>> Start Text shown
Wednesday, 4 April 2018
Q and A with Cloud Carib
Briefly tell us about Cloud Carib and what sets you apart?
Cloud Carib is a trusted cloud provider in the Caribbean and Latin America. Headquartered in The Bahamas, we are focused on delivering secure and hybrid infrastructure solutions and managed services to the region through locally operated data centers in the Bahamas, Jamaica, Barbados, Panama and Ecuador. Our services and solutions are built with privacy, data sovereignty and performance in mind, ensuring business-critical applications are always secure and available. Our focus on delivering secure cloud solutions combined with our team of technical experts enables regional organizations to confidently leverage cloud technology, improve the performance of their ICT environment, and focus on providing value to their end-customers instead of worrying about maintaining infrastructure.
Cloud Carib is focused on building a team of experts from the region and around the world, and bringing them together to solve problems and deliver service excellence to our clients. Our team loves to tackle complex problems within the most challenging environments. This is what truly sets us apart.
What would you say to customers who are doubtful about moving to the cloud?
Moving to the Cloud can seem like a daunting task, especially if your organization lacks the adequate expertise, time and resources to do so. Working with a regional cloud services provider can alleviate this burden, and provide the necessary technology, tools and experience to smoothly transition your environment to a cloud-based model. Cloud technology enables organizations to be more collaborative amongst their business operations, and responsive to market demand and resource fluctuations. It also provides expertise on tap, enhanced security and more control over costs. The cloud revolution is here to stay, and organizations need to acknowledge that if they wish to remain competitive, relevant and innovative within this region.
>> End Text shown
>> Start Extracted material
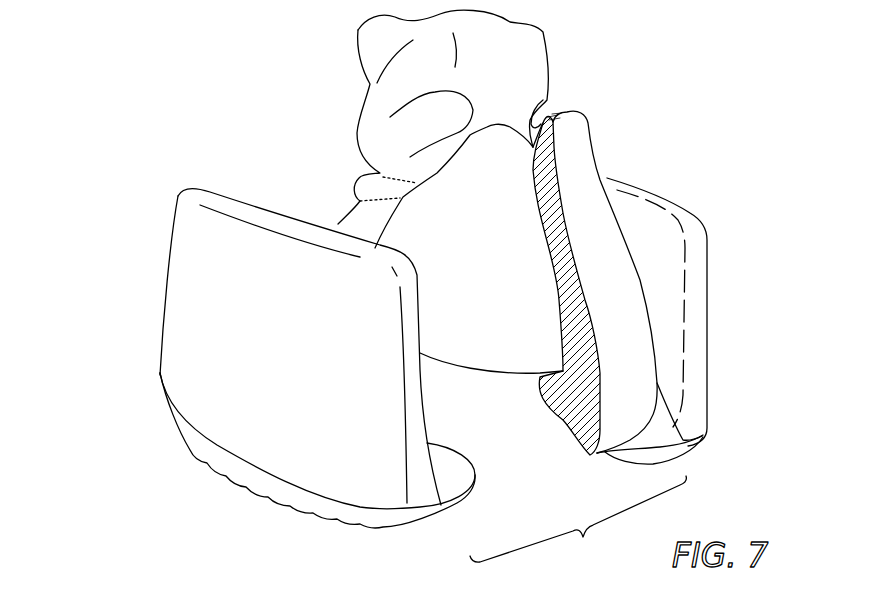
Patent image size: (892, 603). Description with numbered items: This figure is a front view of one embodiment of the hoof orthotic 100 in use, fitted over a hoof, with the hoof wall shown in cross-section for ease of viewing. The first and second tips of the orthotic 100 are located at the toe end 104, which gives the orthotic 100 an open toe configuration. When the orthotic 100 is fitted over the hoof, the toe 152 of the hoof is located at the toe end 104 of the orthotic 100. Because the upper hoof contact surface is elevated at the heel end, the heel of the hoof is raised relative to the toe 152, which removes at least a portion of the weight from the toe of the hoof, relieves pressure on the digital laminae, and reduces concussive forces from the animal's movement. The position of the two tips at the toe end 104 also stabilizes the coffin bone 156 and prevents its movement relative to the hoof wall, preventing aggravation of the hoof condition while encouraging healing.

The orthotic 100 is at (101, 169).
The toe end 104 is at (578, 521).
The toe 152 is at (633, 387).
The coffin bone 156 is at (522, 297).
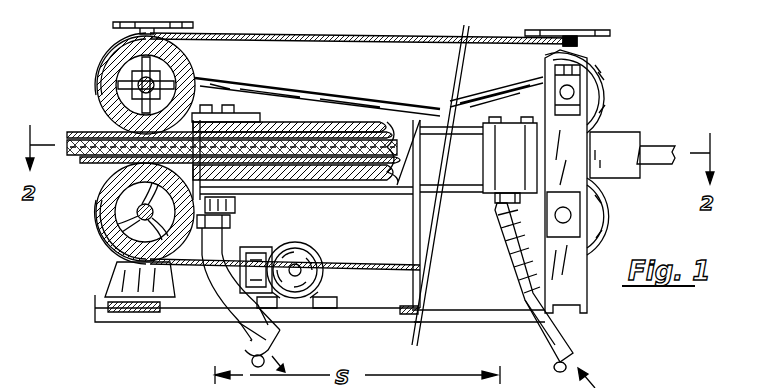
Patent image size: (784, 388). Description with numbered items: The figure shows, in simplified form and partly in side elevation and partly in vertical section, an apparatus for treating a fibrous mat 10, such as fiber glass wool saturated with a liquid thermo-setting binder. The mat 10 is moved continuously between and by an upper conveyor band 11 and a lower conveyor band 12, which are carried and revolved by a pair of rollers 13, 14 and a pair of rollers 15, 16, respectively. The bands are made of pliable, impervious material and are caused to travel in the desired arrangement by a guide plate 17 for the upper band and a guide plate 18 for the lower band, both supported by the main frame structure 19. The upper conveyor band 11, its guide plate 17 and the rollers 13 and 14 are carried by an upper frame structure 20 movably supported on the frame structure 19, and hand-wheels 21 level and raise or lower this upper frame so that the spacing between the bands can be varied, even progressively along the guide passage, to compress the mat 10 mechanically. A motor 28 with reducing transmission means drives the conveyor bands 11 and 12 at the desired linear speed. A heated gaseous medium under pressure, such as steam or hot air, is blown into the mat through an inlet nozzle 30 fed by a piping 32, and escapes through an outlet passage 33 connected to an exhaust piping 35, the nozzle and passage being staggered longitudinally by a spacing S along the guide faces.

The mat 10 is at (292, 147).
The upper conveyor band 11 is at (262, 130).
The lower conveyor band 12 is at (325, 181).
The roller 13 is at (178, 64).
The roller 14 is at (600, 90).
The roller 15 is at (108, 238).
The roller 16 is at (600, 218).
The guide plate 17 is at (344, 127).
The guide plate 18 is at (265, 166).
The main frame structure 19 is at (365, 185).
The upper frame structure 20 is at (485, 103).
The hand-wheel 21 is at (120, 26).
The motor 28 is at (296, 285).
The nozzle 30 is at (513, 157).
The piping 32 is at (575, 305).
The outlet passage 33 is at (201, 364).
The exhaust piping 35 is at (240, 330).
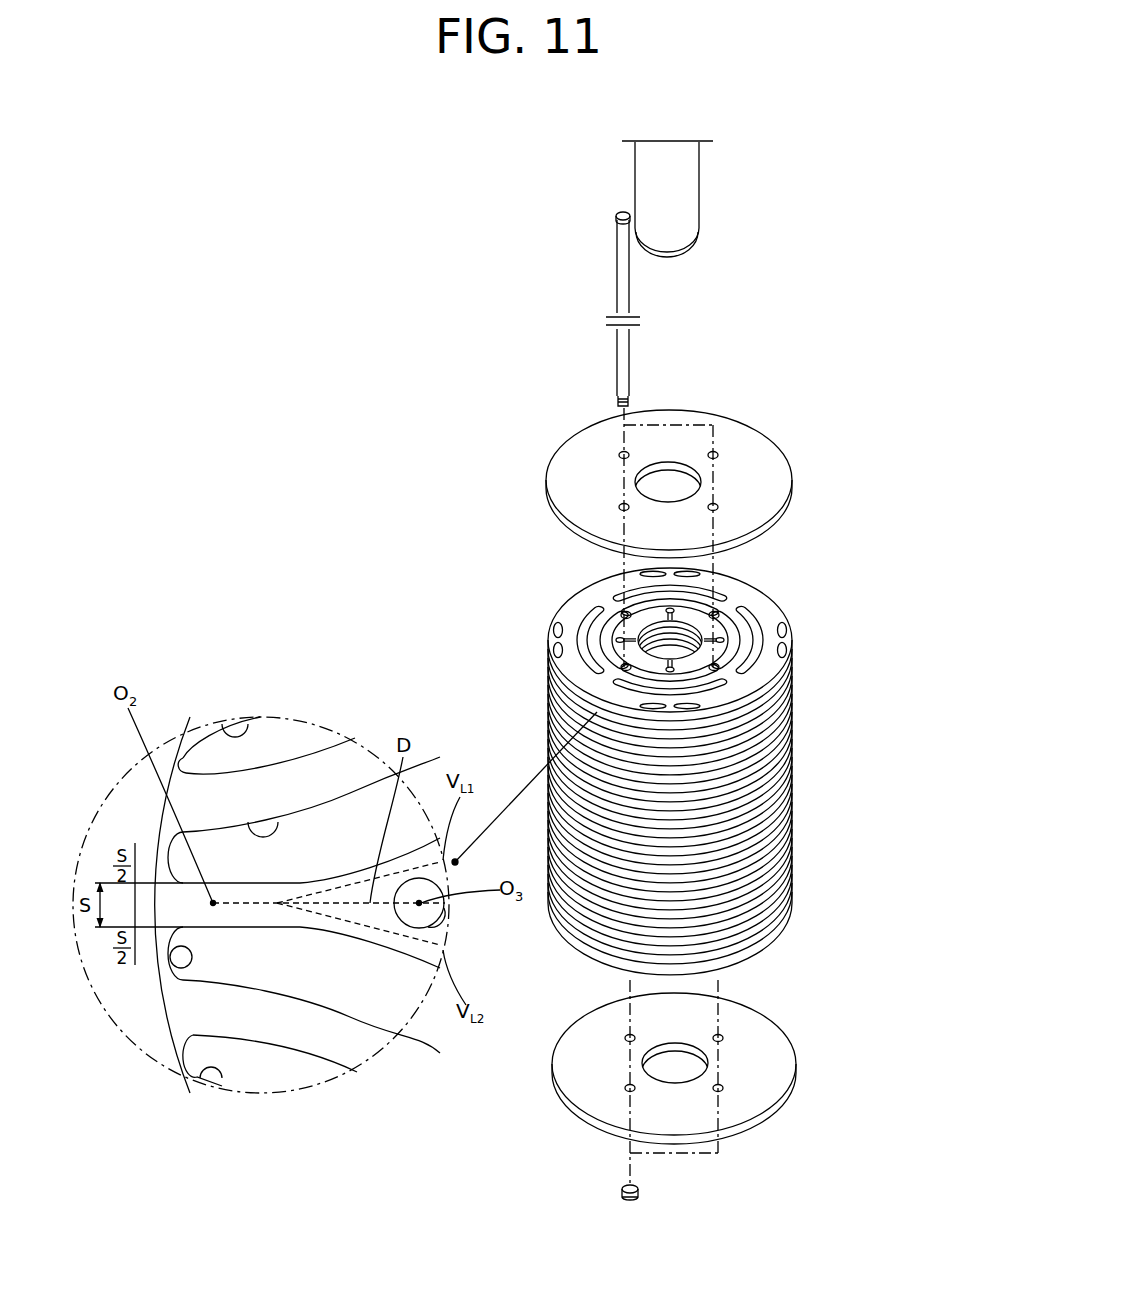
>> End Extracted material
Copy out the Cloud Carib interview above word for word, from its date line through its closing sentence.

Wednesday, 4 April 2018
Q and A with Cloud Carib
Briefly tell us about Cloud Carib and what sets you apart?
Cloud Carib is a trusted cloud provider in the Caribbean and Latin America. Headquartered in The Bahamas, we are focused on delivering secure and hybrid infrastructure solutions and managed services to the region through locally operated data centers in the Bahamas, Jamaica, Barbados, Panama and Ecuador. Our services and solutions are built with privacy, data sovereignty and performance in mind, ensuring business-critical applications are always secure and available. Our focus on delivering secure cloud solutions combined with our team of technical experts enables regional organizations to confidently leverage cloud technology, improve the performance of their ICT environment, and focus on providing value to their end-customers instead of worrying about maintaining infrastructure.
Cloud Carib is focused on building a team of experts from the region and around the world, and bringing them together to solve problems and deliver service excellence to our clients. Our team loves to tackle complex problems within the most challenging environments. This is what truly sets us apart.
What would you say to customers who are doubtful about moving to the cloud?
Moving to the Cloud can seem like a daunting task, especially if your organization lacks the adequate expertise, time and resources to do so. Working with a regional cloud services provider can alleviate this burden, and provide the necessary technology, tools and experience to smoothly transition your environment to a cloud-based model. Cloud technology enables organizations to be more collaborative amongst their business operations, and responsive to market demand and resource fluctuations. It also provides expertise on tap, enhanced security and more control over costs. The cloud revolution is here to stay, and organizations need to acknowledge that if they wish to remain competitive, relevant and innovative within this region.